* _GIVEN REQUEST 1_: Update the stored dataset items from the first row through the row that contains "x-tick-label: 2017 <box>440 408 467 422</box>" by writing those rows out again with "data-label" changed to "value-label" and nothing else altered.

* _DOCUMENT EXCERPT_:
## Start

Thing is, He puts on weight really easily. he's at a good weight now but dont really want him putting weight on when spring grass comes. Also, I will be rebacking him soon and I dont want him hyper when i start lol. 

Sooo what do u suggest?


----------



## CambridgeParamour (2 February 2011)

Not sure what to suggest, but my rising 3 y/o colt (dutch warmblood) has redi-grass, small amount of h&p cubes and a little oil, and he looks fab  Also on haylage morning, and hay at night


----------



## DellaMoon (2 February 2011)

I've just put my rising four year old good dooer on blue chip lami light. She's only been on it for two weeks but she looks amazing, best I've had her. She hasn't grown much either but does look mature. She turns four this month.


----------



## Sun (2 February 2011)

your 4yos should be fed as mature horses, ie fed according to work.


----------



## DellaMoon (2 February 2011)

And mine is thank you sun. She's just restarted work which is why she's just gone on the balancer.


----------



## rowy (3 February 2011)

Thanks forgot to add he is on very good grass 8-5 but not really eating it and has 2 slices of hay at night and always leaves some but if I give him hayledge he always finishes every little bit. 
He's not starting work yet till march. When you start working them do you feed them all through the summer even if they are out 24/7??


----------



## Faithkat (3 February 2011)

I've always fed a specific youngstock feed (yearling cubes or Mare & Youngstock mix) and Alfa-A until they are 4.  Never had any problems

Edited to say that if he is as immature as you say I wouldn't even be thinking about backing him yet (bit concerned at your use of the word "rebacking").  I wouldn't think of backing even a mature-looking 3 year old until the autumn of their third year at the earliest.


----------



## smiffyimp (3 February 2011)

when i bought my 2yo i spoke to loads of feed companies and they all agreed i should feed a youngstock mix (I used Suregrow) until he was 3 then move him onto adult feed around backing time - eg high fibre cubes/chaff. Feed according to work and do NOT overfeed - growing bones and joints, weight can cause damage. He was on poor grazing at the time, but adlib haylage. As others have said, if he is still immature looking for his age, i'd hold off on backing - let him mature a bit - no rush Speak to the feed companies be honest with them and they'll help you out.


----------



## rowy (3 February 2011)

I had him checked over by the vet when I backed him as a 3 year old in fact I had him checked twice by 2 different vets just to make sure and they both said he was physically fine to begin backing.

## End

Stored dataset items
## Start

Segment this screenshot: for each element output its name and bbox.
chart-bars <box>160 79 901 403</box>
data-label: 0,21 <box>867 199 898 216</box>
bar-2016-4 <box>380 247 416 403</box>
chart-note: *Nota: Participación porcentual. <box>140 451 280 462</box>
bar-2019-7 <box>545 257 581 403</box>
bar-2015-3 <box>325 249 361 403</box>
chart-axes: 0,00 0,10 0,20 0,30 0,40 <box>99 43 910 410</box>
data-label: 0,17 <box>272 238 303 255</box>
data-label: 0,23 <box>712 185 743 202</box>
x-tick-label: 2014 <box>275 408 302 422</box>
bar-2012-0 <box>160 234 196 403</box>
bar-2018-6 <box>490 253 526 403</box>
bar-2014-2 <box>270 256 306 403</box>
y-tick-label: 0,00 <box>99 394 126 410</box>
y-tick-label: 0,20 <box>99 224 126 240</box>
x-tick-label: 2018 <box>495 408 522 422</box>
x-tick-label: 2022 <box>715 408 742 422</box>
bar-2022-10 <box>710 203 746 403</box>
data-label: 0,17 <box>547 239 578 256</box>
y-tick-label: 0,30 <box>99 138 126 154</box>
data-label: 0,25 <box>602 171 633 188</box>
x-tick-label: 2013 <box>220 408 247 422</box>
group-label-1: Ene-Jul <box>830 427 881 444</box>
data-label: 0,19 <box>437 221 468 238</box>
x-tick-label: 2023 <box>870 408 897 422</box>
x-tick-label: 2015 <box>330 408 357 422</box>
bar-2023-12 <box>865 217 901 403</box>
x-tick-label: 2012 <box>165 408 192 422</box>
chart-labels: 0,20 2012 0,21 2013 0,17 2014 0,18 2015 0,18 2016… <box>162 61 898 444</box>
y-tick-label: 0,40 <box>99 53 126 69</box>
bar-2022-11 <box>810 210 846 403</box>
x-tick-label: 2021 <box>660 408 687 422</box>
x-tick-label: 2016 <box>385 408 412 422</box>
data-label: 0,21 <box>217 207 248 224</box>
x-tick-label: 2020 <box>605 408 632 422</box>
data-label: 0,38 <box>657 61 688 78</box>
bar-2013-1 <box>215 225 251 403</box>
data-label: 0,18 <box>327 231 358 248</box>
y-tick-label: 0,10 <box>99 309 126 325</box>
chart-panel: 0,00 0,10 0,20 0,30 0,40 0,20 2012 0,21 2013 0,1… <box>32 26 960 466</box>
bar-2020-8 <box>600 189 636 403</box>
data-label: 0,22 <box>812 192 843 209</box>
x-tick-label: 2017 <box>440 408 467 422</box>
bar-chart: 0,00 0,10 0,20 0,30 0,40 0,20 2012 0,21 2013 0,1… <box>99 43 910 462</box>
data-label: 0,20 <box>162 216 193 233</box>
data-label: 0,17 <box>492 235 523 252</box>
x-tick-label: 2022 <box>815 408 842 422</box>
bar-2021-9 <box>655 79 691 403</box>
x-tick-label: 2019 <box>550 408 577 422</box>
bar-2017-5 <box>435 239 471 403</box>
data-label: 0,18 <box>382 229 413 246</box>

## End

* _GIVEN REQUEST 2_: Take the forum thread about feeding a young horse further, carrying on from its last post.

* _OUTPUT 1_:
Segment this screenshot: for each element output its name and bbox.
chart-bars <box>160 79 901 403</box>
value-label: 0,21 <box>867 199 898 216</box>
bar-2016-4 <box>380 247 416 403</box>
chart-note: *Nota: Participación porcentual. <box>140 451 280 462</box>
bar-2019-7 <box>545 257 581 403</box>
bar-2015-3 <box>325 249 361 403</box>
chart-axes: 0,00 0,10 0,20 0,30 0,40 <box>99 43 910 410</box>
value-label: 0,17 <box>272 238 303 255</box>
value-label: 0,23 <box>712 185 743 202</box>
x-tick-label: 2014 <box>275 408 302 422</box>
bar-2012-0 <box>160 234 196 403</box>
bar-2018-6 <box>490 253 526 403</box>
bar-2014-2 <box>270 256 306 403</box>
y-tick-label: 0,00 <box>99 394 126 410</box>
y-tick-label: 0,20 <box>99 224 126 240</box>
x-tick-label: 2018 <box>495 408 522 422</box>
x-tick-label: 2022 <box>715 408 742 422</box>
bar-2022-10 <box>710 203 746 403</box>
value-label: 0,17 <box>547 239 578 256</box>
y-tick-label: 0,30 <box>99 138 126 154</box>
value-label: 0,25 <box>602 171 633 188</box>
x-tick-label: 2013 <box>220 408 247 422</box>
group-label-1: Ene-Jul <box>830 427 881 444</box>
value-label: 0,19 <box>437 221 468 238</box>
x-tick-label: 2023 <box>870 408 897 422</box>
x-tick-label: 2015 <box>330 408 357 422</box>
bar-2023-12 <box>865 217 901 403</box>
x-tick-label: 2012 <box>165 408 192 422</box>
chart-labels: 0,20 2012 0,21 2013 0,17 2014 0,18 2015 0,18 2016… <box>162 61 898 444</box>
y-tick-label: 0,40 <box>99 53 126 69</box>
bar-2022-11 <box>810 210 846 403</box>
x-tick-label: 2021 <box>660 408 687 422</box>
x-tick-label: 2016 <box>385 408 412 422</box>
value-label: 0,21 <box>217 207 248 224</box>
x-tick-label: 2020 <box>605 408 632 422</box>
value-label: 0,38 <box>657 61 688 78</box>
bar-2013-1 <box>215 225 251 403</box>
value-label: 0,18 <box>327 231 358 248</box>
y-tick-label: 0,10 <box>99 309 126 325</box>
chart-panel: 0,00 0,10 0,20 0,30 0,40 0,20 2012 0,21 2013 0,1… <box>32 26 960 466</box>
bar-2020-8 <box>600 189 636 403</box>
value-label: 0,22 <box>812 192 843 209</box>
x-tick-label: 2017 <box>440 408 467 422</box>

* _OUTPUT 2_:
When I say immature, he is just really leggy like legs look too long for his body. His body is pretty mature. Here's a pic so u can see:





He grew quite a bit while I was lightly backing him and then as soon as I turned him away he stopped. He has been croup high now for 6-7 months!


----------



## rowy (3 February 2011)

That was him just after backing. this is him now 6 months later:


----------



## Bug2007 (3 February 2011)

Baileys Lo-Cal.....brilliant stuff have fed it to my TB since she was 2. looks brilliant on it.


----------



## nikkiportia (3 February 2011)

I think you'll find he's putting all his energy into growing that bum! LOL! He will shoot up in front soon, you'll see 
I wouldn't personally re back him until he's finished that growth spurt 
As regards to feed, I'll just keep my 3yo on Suregrow and chaff until he comes into work, then will feed as adult horse.


----------



## tipsytiger2 (3 February 2011)

my 3 rising 4 yo is on top spec leisure time (barley free) ready grass and some badminton hay replacer cubes he has in his nut ball, as well as a large tubtrug with 4 scoops of grass and ad-lib hay

he is glowing from head to toe even in a full winter coat, everyone comments on it he looks fab


----------



## rowy (3 February 2011)

nikkiportia said:



			I think you'll find he's putting all his energy into growing that bum! LOL! He will shoot up in front soon, you'll see 
I wouldn't personally re back him until he's finished that growth spurt 
As regards to feed, I'll just keep my 3yo on Suregrow and chaff until he comes into work, then will feed as adult horse.
		
Click to expand...

lol his bum is huuuugee!! he is only 15hh and already in 6ft 3 rug :O
And I was gonna start long reining him to see if doing gentle exercise would cause a little growth in front. I wont get on him until hes front catches up.


----------



## Tempi (4 February 2011)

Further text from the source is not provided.